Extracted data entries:
= = = = = = =

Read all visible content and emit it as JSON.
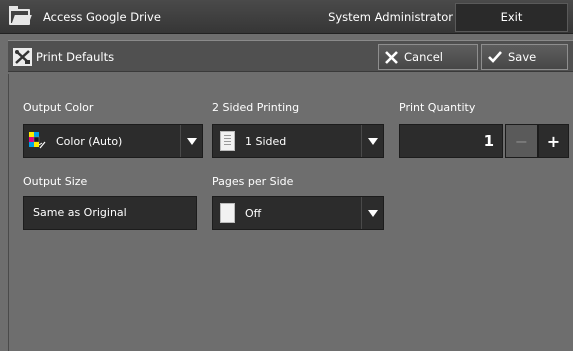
{
  "topbar": {
    "app_title": "Access Google Drive",
    "user": "System Administrator",
    "exit_label": "Exit",
    "app_icon": "folder-icon"
  },
  "subbar": {
    "title": "Print Defaults",
    "title_icon": "print-defaults-icon",
    "cancel_label": "Cancel",
    "save_label": "Save"
  },
  "settings": {
    "output_color": {
      "label": "Output Color",
      "value": "Color (Auto)"
    },
    "two_sided": {
      "label": "2 Sided Printing",
      "value": "1 Sided"
    },
    "print_quantity": {
      "label": "Print Quantity",
      "value": "1",
      "minus": "−",
      "plus": "+"
    },
    "output_size": {
      "label": "Output Size",
      "value": "Same as Original"
    },
    "pages_per_side": {
      "label": "Pages per Side",
      "value": "Off"
    }
  },
  "colors": {
    "background": "#6e6e6e",
    "topbar": "#3c3c3c",
    "field": "#2c2c2c",
    "text": "#ffffff"
  }
}
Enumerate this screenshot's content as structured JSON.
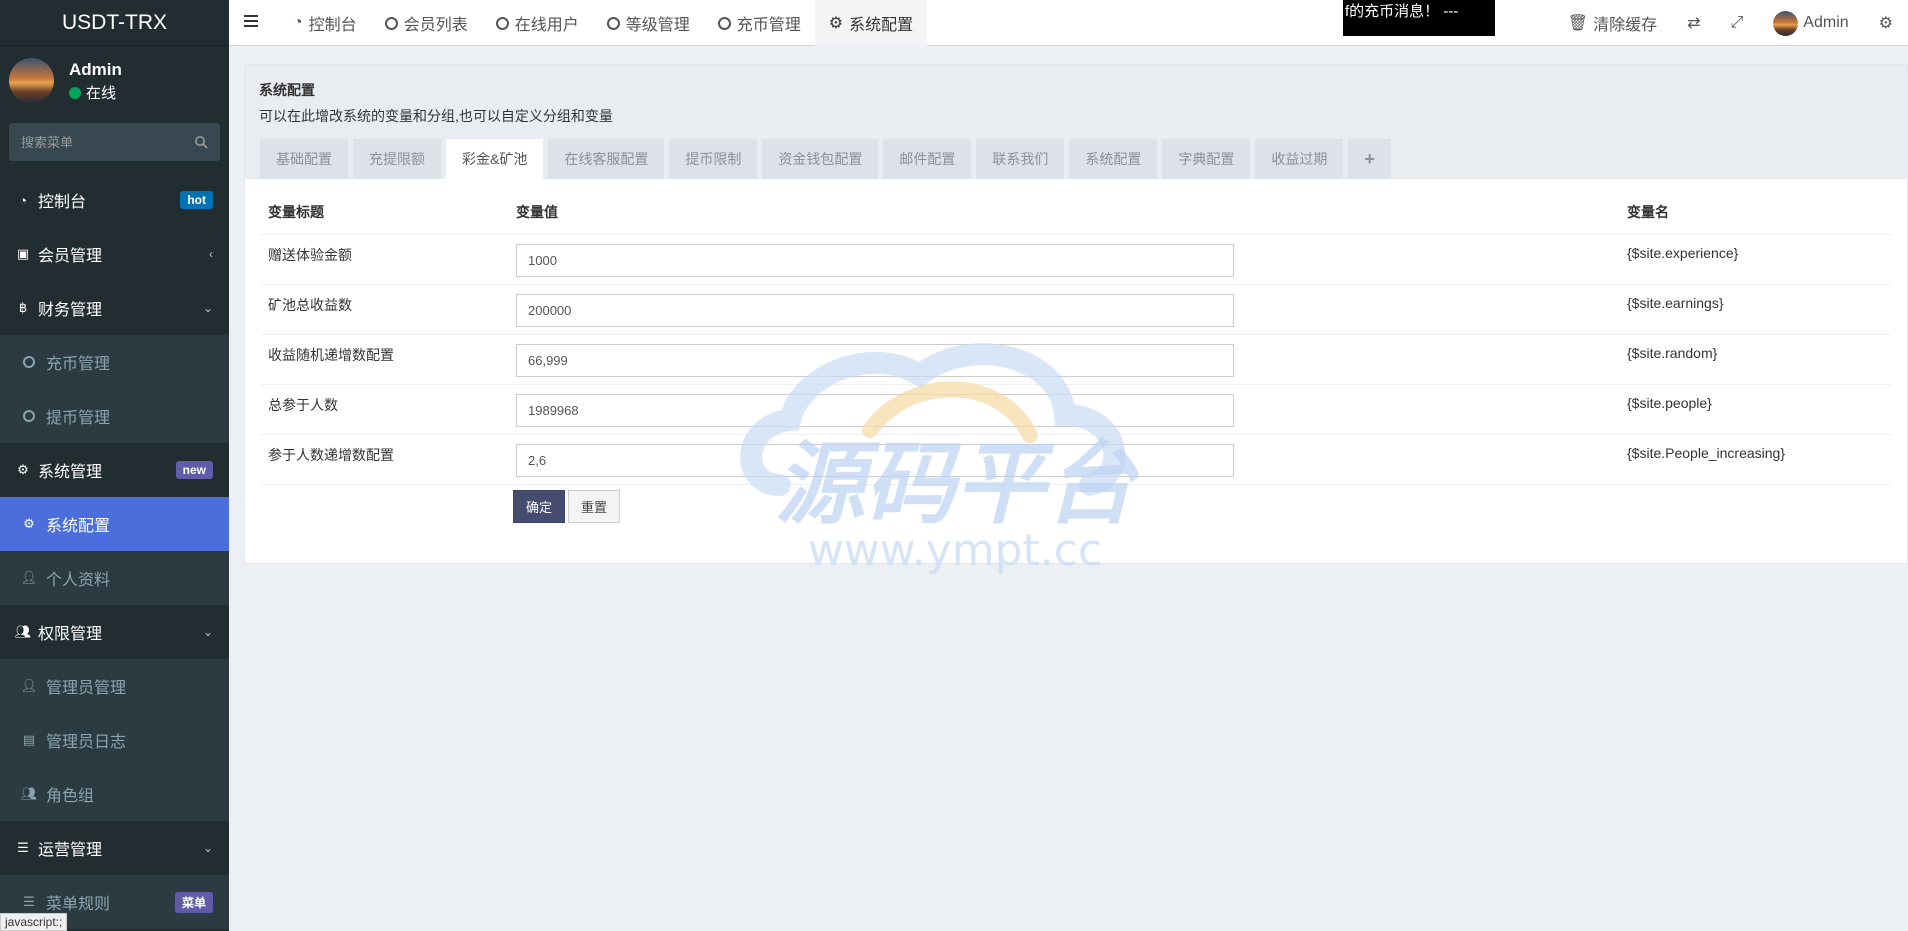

= = = = = = =

GIVEN INSTRUCTION: Copy the material above in full and exactly, skipping pictures.

ANSWER TO THE TASK:
Read all visible content and emit it as JSON.
{
  "topbar": {
    "app_title": "Access Google Drive",
    "user": "System Administrator",
    "exit_label": "Exit",
    "app_icon": "folder-icon"
  },
  "subbar": {
    "title": "Print Defaults",
    "title_icon": "print-defaults-icon",
    "cancel_label": "Cancel",
    "save_label": "Save"
  },
  "settings": {
    "output_color": {
      "label": "Output Color",
      "value": "Color (Auto)"
    },
    "two_sided": {
      "label": "2 Sided Printing",
      "value": "1 Sided"
    },
    "print_quantity": {
      "label": "Print Quantity",
      "value": "1",
      "minus": "−",
      "plus": "+"
    },
    "output_size": {
      "label": "Output Size",
      "value": "Same as Original"
    },
    "pages_per_side": {
      "label": "Pages per Side",
      "value": "Off"
    }
  },
  "colors": {
    "background": "#6e6e6e",
    "topbar": "#3c3c3c",
    "field": "#2c2c2c",
    "text": "#ffffff"
  }
}
Enumerate this screenshot's content as structured JSON.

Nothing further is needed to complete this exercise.